§ **Instructions to follow**: Lines containing the word "note" are to be located and copied.

§ **Exercise materials**:
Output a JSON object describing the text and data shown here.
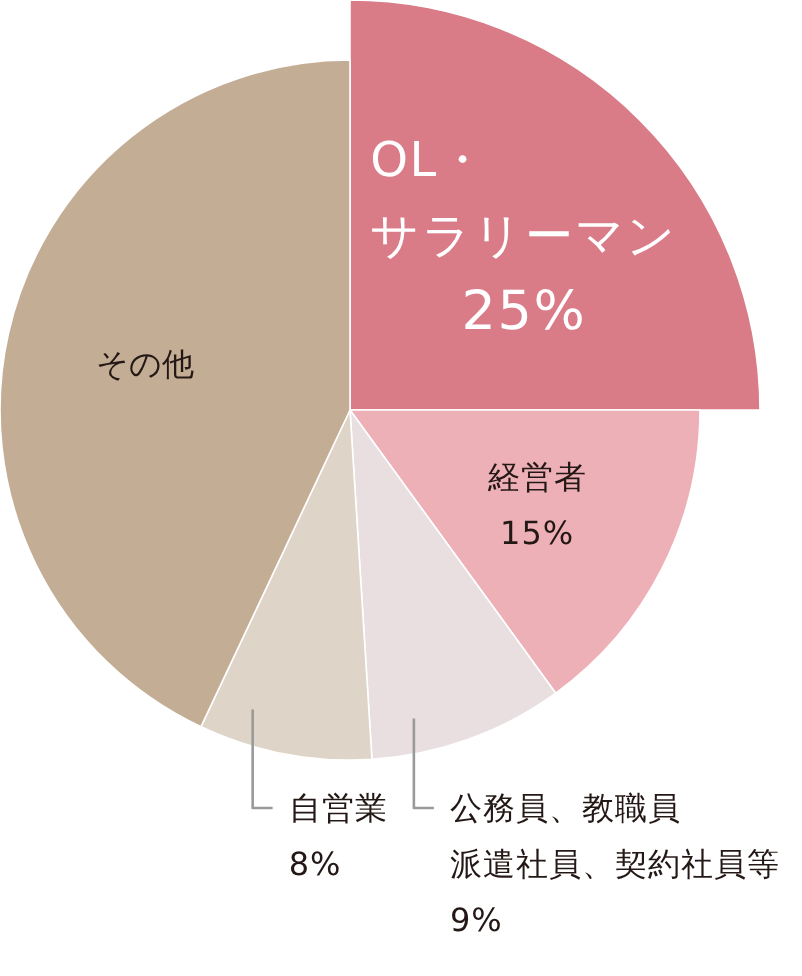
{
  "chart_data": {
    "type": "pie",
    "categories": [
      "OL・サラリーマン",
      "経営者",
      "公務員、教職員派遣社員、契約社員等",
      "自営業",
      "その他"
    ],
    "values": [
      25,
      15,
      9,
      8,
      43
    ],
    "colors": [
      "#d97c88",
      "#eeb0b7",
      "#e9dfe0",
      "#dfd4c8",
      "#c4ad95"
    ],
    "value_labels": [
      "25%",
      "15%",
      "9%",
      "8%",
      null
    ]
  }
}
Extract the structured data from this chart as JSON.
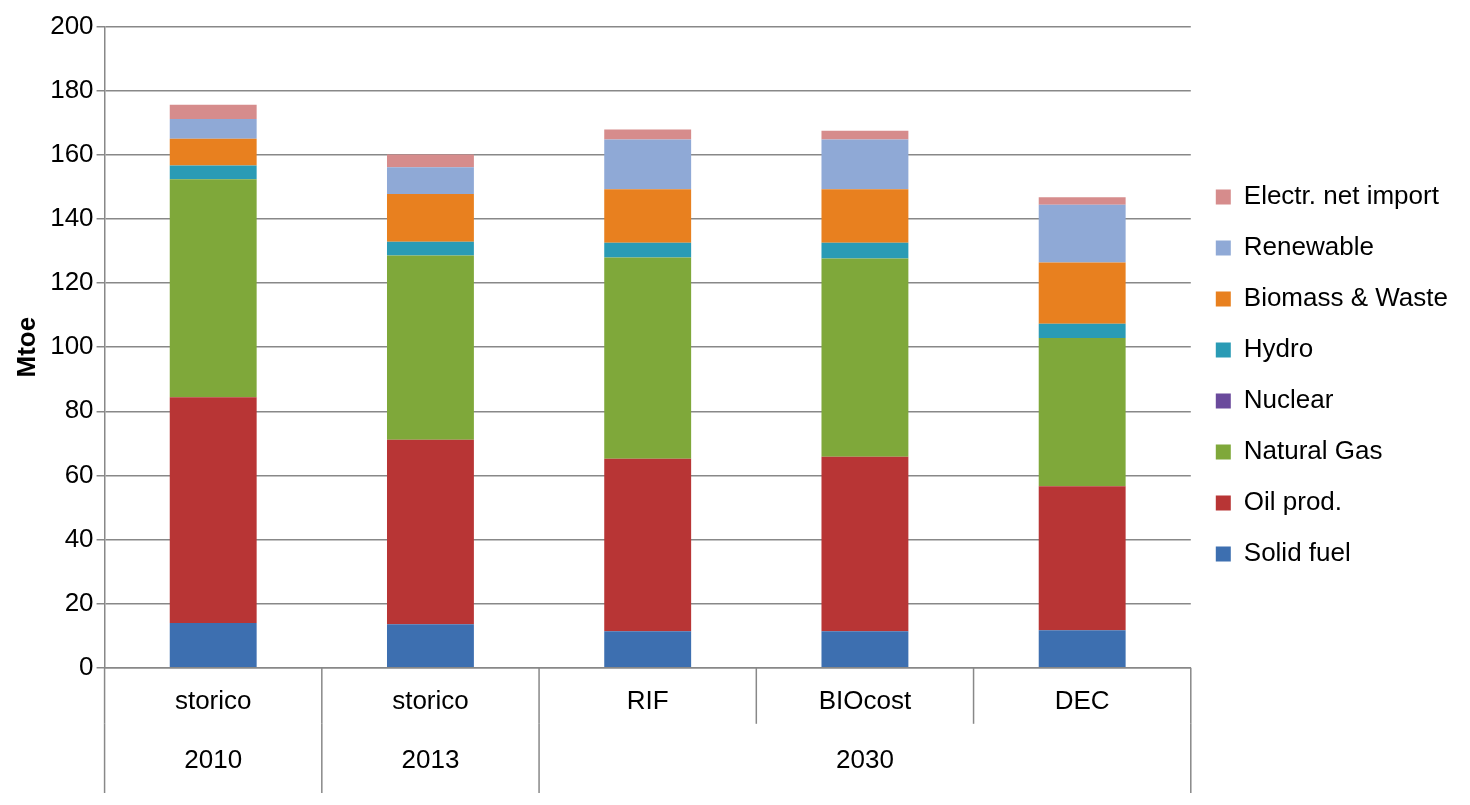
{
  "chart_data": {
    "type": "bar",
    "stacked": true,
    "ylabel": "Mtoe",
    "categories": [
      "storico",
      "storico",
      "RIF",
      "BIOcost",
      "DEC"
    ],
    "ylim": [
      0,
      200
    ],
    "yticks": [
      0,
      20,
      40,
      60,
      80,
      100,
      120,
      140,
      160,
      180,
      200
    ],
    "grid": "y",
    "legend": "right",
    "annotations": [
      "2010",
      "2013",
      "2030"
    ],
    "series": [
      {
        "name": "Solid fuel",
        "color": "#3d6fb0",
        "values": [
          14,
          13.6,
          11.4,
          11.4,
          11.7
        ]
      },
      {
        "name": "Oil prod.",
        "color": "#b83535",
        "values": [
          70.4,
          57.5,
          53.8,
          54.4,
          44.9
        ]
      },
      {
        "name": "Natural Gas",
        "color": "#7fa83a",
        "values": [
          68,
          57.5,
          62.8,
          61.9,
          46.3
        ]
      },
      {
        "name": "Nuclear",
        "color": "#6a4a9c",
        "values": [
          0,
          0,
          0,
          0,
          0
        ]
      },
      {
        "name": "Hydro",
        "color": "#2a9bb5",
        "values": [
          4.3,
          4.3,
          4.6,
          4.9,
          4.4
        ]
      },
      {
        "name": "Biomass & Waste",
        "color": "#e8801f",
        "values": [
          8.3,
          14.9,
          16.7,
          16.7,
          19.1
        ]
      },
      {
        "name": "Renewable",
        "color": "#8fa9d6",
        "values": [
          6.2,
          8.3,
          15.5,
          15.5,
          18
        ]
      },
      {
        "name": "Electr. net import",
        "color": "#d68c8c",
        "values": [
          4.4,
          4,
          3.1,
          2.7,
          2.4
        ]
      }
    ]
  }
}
--
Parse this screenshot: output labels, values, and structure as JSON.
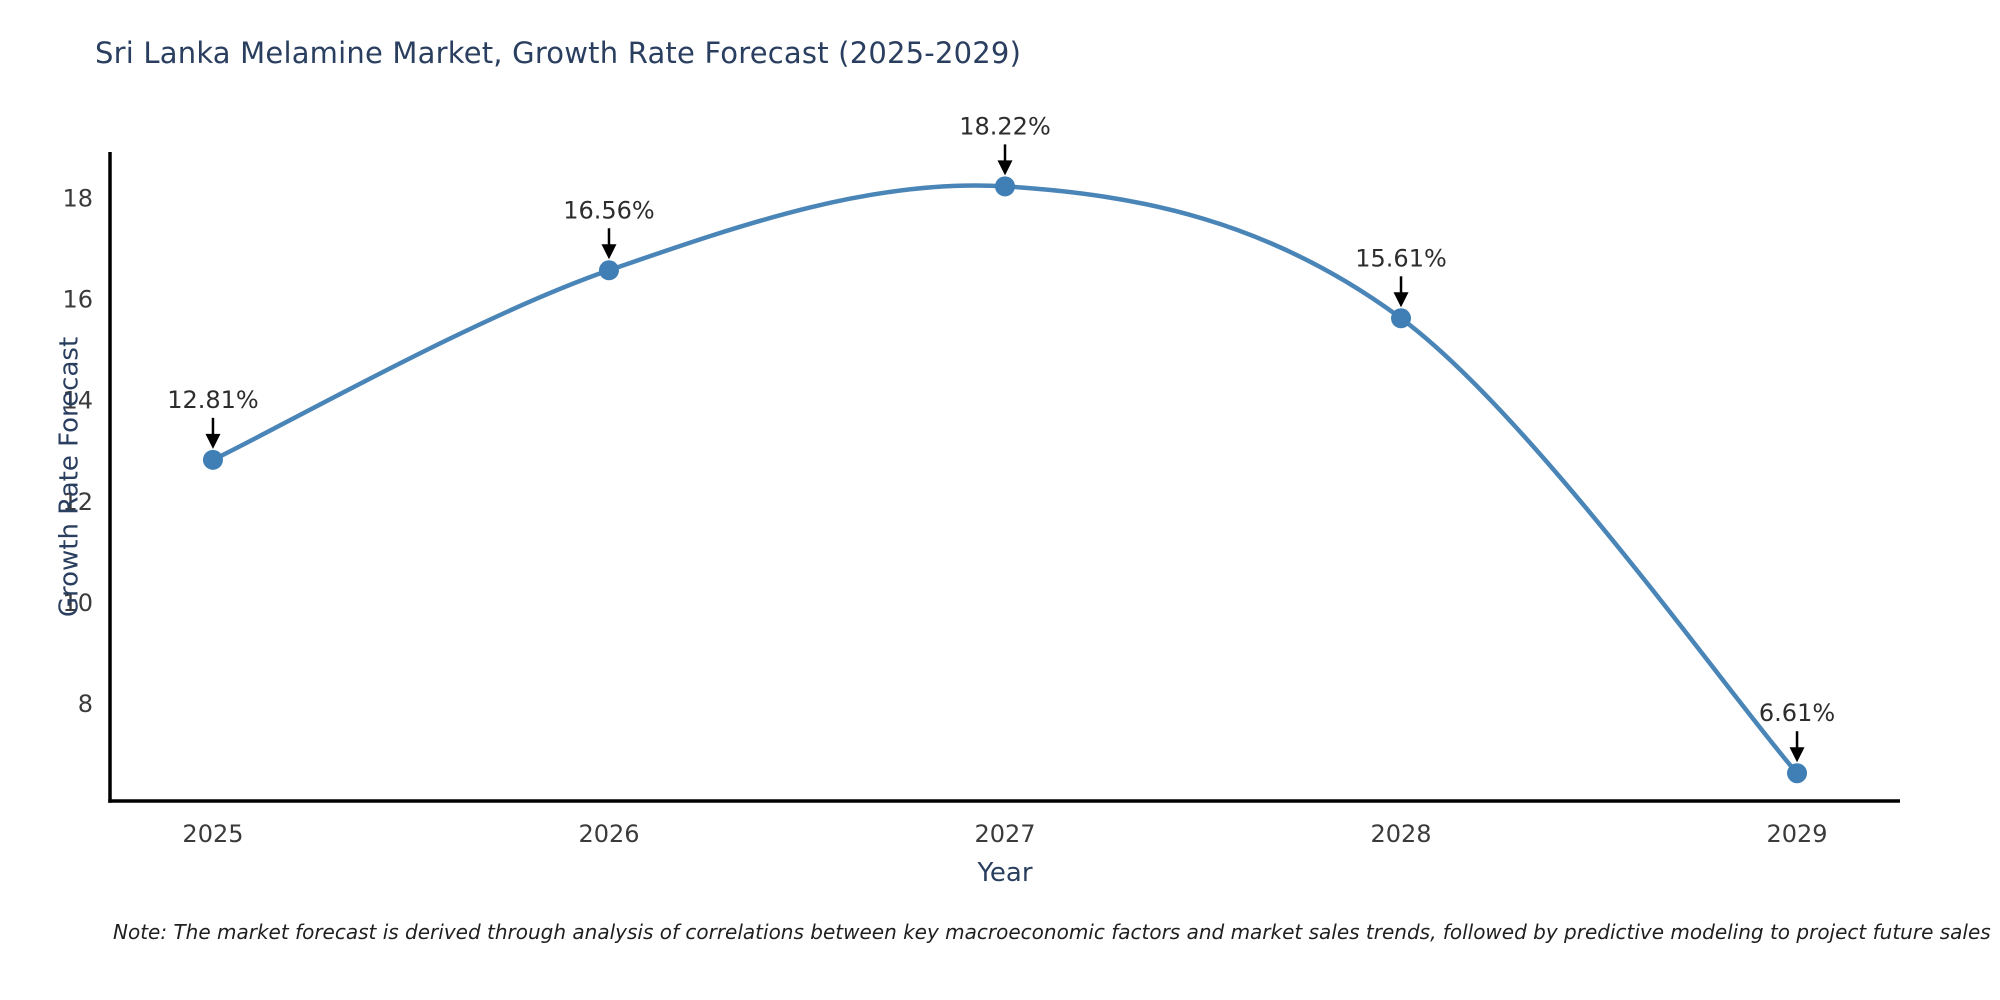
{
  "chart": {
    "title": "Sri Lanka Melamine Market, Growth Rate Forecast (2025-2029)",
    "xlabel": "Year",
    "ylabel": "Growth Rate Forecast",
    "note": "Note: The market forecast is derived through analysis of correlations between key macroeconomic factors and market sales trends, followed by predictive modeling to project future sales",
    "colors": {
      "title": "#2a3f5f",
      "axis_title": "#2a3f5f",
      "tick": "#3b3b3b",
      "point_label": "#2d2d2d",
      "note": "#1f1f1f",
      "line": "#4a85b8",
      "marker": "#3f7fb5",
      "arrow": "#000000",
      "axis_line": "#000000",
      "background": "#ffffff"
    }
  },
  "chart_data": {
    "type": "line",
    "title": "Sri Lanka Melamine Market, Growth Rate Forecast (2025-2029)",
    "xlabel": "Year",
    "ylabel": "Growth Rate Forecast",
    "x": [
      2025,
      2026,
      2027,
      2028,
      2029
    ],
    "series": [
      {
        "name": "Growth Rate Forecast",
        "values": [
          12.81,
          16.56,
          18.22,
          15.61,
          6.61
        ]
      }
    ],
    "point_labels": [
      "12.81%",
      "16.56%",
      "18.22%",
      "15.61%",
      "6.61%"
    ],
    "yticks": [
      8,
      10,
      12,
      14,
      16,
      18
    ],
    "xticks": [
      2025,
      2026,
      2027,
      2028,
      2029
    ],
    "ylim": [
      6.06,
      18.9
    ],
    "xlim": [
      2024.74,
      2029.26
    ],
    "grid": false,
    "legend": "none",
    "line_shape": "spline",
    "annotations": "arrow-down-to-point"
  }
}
--
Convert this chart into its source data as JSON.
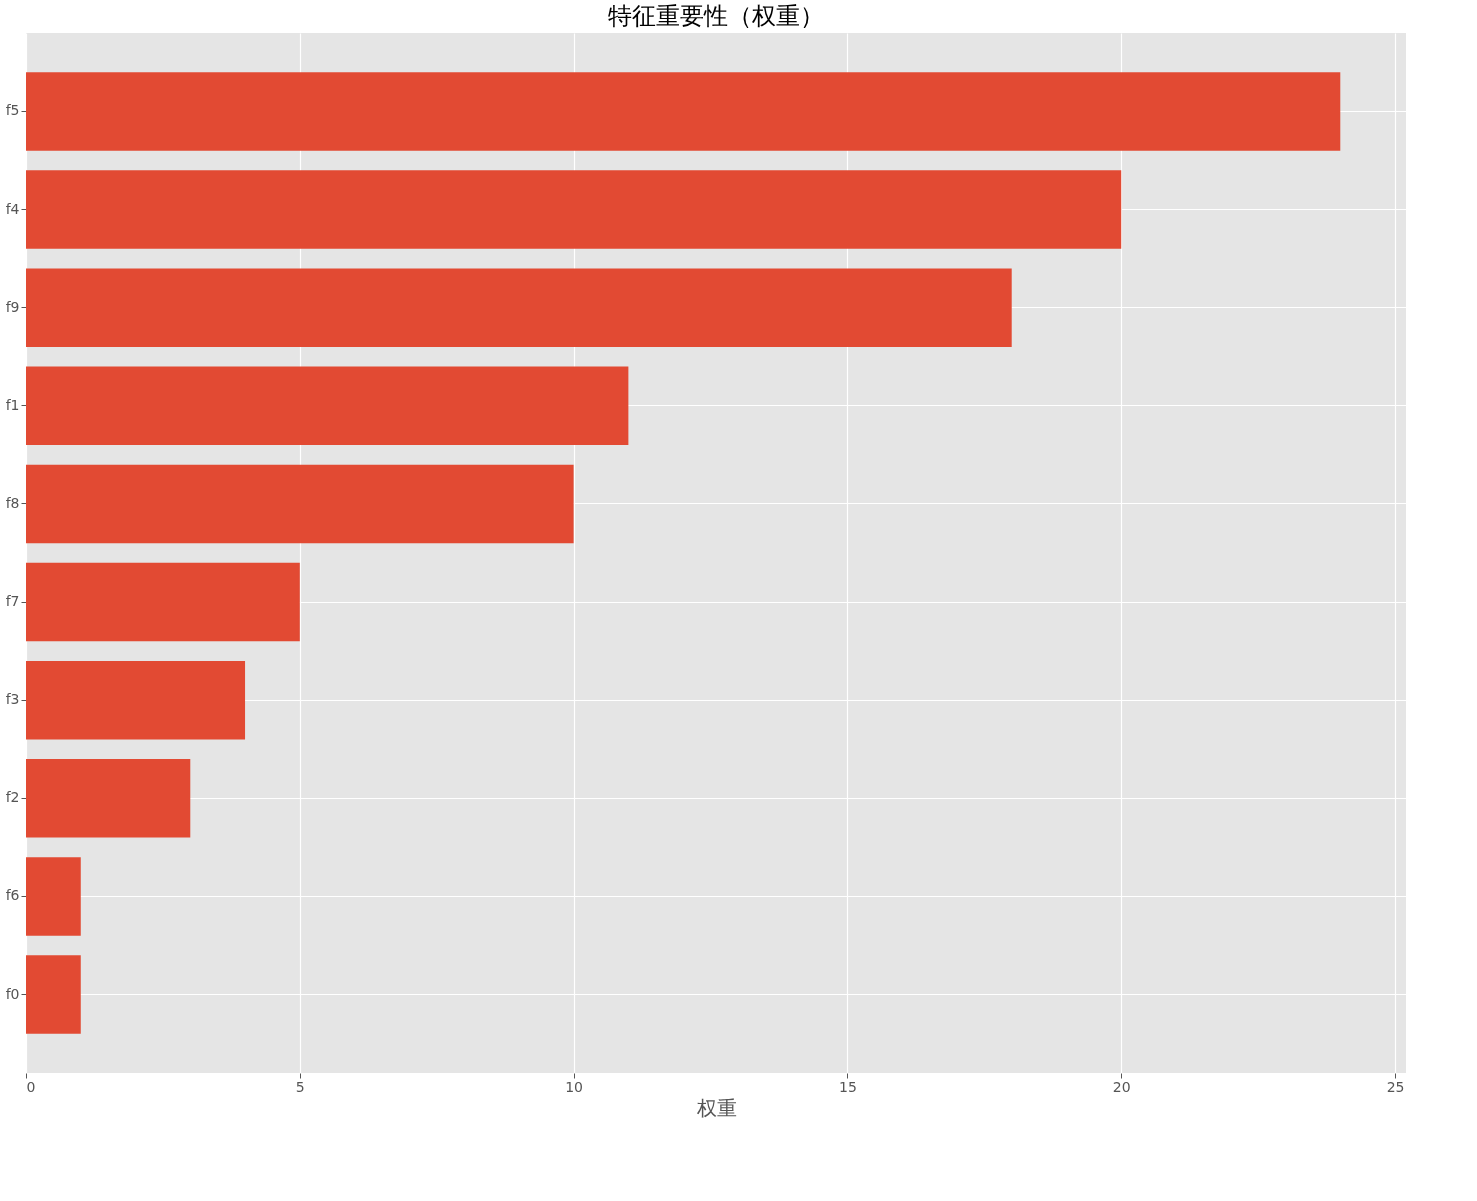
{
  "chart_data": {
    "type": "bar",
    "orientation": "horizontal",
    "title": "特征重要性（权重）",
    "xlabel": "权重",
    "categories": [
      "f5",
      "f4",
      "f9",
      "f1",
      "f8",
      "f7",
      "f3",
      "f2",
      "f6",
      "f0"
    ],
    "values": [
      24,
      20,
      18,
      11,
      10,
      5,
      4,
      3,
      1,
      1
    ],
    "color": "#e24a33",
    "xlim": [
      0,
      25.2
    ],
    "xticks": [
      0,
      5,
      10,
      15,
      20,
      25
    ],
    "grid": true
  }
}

§ **Completed task**:
    "note": "Note: The market forecast is derived through analysis of correlations between key macroeconomic factors and market sales trends, followed by predictive modeling to project future sales",
      "note": "#1f1f1f",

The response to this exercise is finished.